**What you are asked to do:**
Spot each line in the records below where the word "为今年以来首次实现同比正增长" occurs, then copy it.

##### Data extract

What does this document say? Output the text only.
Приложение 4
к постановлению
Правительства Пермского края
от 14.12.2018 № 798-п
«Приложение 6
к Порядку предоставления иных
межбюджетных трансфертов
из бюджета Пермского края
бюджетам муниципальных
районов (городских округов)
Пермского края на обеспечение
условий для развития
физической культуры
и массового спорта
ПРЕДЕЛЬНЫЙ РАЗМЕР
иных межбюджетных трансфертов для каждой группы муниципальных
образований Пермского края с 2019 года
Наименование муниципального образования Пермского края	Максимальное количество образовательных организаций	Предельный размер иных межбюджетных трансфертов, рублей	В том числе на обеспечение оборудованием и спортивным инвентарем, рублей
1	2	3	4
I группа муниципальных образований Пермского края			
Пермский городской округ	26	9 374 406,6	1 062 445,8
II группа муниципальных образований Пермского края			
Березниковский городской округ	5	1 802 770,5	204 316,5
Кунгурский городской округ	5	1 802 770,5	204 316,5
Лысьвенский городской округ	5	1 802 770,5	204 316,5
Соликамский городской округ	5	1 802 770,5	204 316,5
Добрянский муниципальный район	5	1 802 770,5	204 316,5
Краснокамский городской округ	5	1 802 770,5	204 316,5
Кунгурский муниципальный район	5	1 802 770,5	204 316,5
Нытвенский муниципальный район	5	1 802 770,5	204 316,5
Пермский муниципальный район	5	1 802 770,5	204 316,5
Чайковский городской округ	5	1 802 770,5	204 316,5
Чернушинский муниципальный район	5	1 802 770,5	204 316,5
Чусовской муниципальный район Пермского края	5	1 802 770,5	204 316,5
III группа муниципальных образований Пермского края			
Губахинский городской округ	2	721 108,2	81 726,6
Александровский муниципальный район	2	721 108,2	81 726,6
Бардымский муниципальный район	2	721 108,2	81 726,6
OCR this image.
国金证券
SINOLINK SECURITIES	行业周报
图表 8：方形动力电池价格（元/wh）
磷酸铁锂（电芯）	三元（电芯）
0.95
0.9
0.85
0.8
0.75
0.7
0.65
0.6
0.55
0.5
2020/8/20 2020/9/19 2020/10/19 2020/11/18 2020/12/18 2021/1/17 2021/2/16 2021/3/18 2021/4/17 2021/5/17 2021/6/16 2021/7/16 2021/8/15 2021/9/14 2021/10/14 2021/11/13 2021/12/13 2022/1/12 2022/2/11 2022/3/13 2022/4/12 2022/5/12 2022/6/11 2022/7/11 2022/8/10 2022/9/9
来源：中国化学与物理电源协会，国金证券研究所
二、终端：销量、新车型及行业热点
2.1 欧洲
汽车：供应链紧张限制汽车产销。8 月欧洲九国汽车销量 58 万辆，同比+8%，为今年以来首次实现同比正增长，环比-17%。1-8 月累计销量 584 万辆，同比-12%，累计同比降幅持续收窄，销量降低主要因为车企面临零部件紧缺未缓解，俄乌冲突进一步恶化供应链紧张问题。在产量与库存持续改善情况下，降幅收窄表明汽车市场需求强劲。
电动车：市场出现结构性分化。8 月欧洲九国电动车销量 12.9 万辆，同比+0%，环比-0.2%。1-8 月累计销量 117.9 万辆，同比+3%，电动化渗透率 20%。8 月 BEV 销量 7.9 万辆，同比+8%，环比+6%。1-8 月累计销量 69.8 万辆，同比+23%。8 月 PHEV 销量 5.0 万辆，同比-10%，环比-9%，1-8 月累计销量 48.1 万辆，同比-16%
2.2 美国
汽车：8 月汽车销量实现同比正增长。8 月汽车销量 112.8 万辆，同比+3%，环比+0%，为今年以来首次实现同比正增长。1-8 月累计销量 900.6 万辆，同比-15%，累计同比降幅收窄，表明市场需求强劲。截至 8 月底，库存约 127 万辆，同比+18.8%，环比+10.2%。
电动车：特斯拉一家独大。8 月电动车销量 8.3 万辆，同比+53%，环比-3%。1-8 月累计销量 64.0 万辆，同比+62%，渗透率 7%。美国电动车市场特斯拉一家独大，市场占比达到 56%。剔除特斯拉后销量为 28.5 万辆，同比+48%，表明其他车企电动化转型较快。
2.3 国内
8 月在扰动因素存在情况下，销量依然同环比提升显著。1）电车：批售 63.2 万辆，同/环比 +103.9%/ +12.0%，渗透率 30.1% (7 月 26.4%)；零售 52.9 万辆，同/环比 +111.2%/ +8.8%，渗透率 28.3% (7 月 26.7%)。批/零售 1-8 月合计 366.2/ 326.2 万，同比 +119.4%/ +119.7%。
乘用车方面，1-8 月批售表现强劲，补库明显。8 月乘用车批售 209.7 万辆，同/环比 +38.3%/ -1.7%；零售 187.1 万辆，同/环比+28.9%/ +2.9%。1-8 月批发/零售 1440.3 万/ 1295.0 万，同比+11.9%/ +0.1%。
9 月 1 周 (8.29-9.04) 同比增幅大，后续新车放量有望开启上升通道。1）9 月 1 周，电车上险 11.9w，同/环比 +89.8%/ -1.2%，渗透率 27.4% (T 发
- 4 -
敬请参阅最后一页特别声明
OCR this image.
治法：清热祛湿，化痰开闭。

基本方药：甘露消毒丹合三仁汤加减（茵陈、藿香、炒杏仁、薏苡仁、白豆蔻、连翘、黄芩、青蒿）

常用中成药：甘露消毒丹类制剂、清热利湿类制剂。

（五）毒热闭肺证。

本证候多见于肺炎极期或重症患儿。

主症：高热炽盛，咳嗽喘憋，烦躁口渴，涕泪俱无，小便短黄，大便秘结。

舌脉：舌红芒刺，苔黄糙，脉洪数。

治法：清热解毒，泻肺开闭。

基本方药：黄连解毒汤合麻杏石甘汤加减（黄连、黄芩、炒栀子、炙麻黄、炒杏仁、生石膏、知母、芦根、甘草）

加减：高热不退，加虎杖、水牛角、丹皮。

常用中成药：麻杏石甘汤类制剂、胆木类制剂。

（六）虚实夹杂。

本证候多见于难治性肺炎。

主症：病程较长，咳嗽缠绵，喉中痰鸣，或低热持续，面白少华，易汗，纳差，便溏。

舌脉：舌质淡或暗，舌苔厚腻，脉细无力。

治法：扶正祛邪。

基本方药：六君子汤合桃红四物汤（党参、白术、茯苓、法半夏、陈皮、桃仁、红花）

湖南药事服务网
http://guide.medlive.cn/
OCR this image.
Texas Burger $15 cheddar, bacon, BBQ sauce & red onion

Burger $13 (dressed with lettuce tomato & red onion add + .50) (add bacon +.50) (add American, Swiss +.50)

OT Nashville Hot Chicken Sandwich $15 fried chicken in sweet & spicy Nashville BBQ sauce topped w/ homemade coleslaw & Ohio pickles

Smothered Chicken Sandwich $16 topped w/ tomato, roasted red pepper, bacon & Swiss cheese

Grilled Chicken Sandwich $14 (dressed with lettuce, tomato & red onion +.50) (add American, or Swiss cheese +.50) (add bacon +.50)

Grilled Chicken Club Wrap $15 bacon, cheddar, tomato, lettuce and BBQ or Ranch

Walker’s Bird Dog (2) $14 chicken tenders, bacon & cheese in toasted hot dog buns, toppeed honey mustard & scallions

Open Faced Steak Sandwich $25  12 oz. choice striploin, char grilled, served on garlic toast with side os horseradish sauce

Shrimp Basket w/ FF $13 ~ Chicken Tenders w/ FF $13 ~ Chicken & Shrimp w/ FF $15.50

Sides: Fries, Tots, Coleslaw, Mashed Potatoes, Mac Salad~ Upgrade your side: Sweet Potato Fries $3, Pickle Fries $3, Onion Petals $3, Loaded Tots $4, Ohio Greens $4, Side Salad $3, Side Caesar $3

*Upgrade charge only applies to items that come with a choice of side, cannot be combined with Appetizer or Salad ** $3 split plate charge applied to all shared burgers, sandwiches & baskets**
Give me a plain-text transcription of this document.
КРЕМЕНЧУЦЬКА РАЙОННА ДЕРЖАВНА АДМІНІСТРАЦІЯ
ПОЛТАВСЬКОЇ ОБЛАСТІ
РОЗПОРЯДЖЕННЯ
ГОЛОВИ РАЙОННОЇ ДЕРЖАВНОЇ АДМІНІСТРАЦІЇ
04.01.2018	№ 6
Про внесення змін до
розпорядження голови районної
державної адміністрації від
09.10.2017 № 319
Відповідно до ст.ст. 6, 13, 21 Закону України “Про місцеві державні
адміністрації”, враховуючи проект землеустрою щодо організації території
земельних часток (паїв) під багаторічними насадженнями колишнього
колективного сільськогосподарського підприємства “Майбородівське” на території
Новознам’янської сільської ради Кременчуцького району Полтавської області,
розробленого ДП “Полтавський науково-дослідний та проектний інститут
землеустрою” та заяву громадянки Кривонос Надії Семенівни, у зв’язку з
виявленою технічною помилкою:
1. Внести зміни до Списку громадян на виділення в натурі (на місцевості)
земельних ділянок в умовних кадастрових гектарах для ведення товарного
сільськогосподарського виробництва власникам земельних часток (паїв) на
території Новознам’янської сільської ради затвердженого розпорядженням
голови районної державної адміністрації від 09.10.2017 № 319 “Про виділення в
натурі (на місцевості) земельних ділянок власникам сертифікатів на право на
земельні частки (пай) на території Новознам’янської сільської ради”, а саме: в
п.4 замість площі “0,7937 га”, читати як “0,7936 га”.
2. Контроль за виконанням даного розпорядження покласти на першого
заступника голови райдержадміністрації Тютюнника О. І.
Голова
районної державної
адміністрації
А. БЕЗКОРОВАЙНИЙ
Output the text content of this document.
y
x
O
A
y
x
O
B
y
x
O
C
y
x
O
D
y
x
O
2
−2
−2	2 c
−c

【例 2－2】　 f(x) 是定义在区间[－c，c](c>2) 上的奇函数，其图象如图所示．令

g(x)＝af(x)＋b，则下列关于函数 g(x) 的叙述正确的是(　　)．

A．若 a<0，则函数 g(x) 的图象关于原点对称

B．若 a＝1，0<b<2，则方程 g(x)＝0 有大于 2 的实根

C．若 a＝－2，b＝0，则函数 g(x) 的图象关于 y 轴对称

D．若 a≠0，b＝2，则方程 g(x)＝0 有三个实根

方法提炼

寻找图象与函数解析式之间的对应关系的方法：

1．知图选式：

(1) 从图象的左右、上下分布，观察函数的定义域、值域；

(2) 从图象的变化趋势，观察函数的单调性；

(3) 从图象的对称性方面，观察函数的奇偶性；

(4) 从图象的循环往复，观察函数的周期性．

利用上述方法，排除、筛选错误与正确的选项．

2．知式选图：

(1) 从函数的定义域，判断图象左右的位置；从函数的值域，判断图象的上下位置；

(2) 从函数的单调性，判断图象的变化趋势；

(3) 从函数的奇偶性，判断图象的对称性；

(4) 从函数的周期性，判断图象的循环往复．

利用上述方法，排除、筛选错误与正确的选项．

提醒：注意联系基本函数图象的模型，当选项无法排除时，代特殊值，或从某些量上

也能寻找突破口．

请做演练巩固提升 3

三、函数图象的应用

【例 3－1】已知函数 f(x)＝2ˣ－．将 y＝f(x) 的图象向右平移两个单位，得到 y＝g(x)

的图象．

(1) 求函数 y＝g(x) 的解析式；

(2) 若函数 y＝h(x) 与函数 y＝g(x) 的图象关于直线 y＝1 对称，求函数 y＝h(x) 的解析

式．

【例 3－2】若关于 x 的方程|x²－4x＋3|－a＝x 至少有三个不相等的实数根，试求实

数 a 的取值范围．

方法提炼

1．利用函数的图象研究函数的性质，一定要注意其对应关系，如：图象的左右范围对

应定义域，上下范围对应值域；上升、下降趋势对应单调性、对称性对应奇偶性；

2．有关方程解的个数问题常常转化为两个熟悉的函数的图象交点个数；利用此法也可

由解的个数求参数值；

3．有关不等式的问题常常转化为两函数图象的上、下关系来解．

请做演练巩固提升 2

##########

**Solution to this task:**
汽车：供应链紧张限制汽车产销。8 月欧洲九国汽车销量 58 万辆，同比+8%，为今年以来首次实现同比正增长，环比-17%。1-8 月累计销量 584 万辆，同比-12%，累计同比降幅持续收窄，销量降低主要因为车企面临零部件紧缺未缓解，俄乌冲突进一步恶化供应链紧张问题。在产量与库存持续改善情况下，降幅收窄表明汽车市场需求强劲。
汽车：8 月汽车销量实现同比正增长。8 月汽车销量 112.8 万辆，同比+3%，环比+0%，为今年以来首次实现同比正增长。1-8 月累计销量 900.6 万辆，同比-15%，累计同比降幅收窄，表明市场需求强劲。截至 8 月底，库存约 127 万辆，同比+18.8%，环比+10.2%。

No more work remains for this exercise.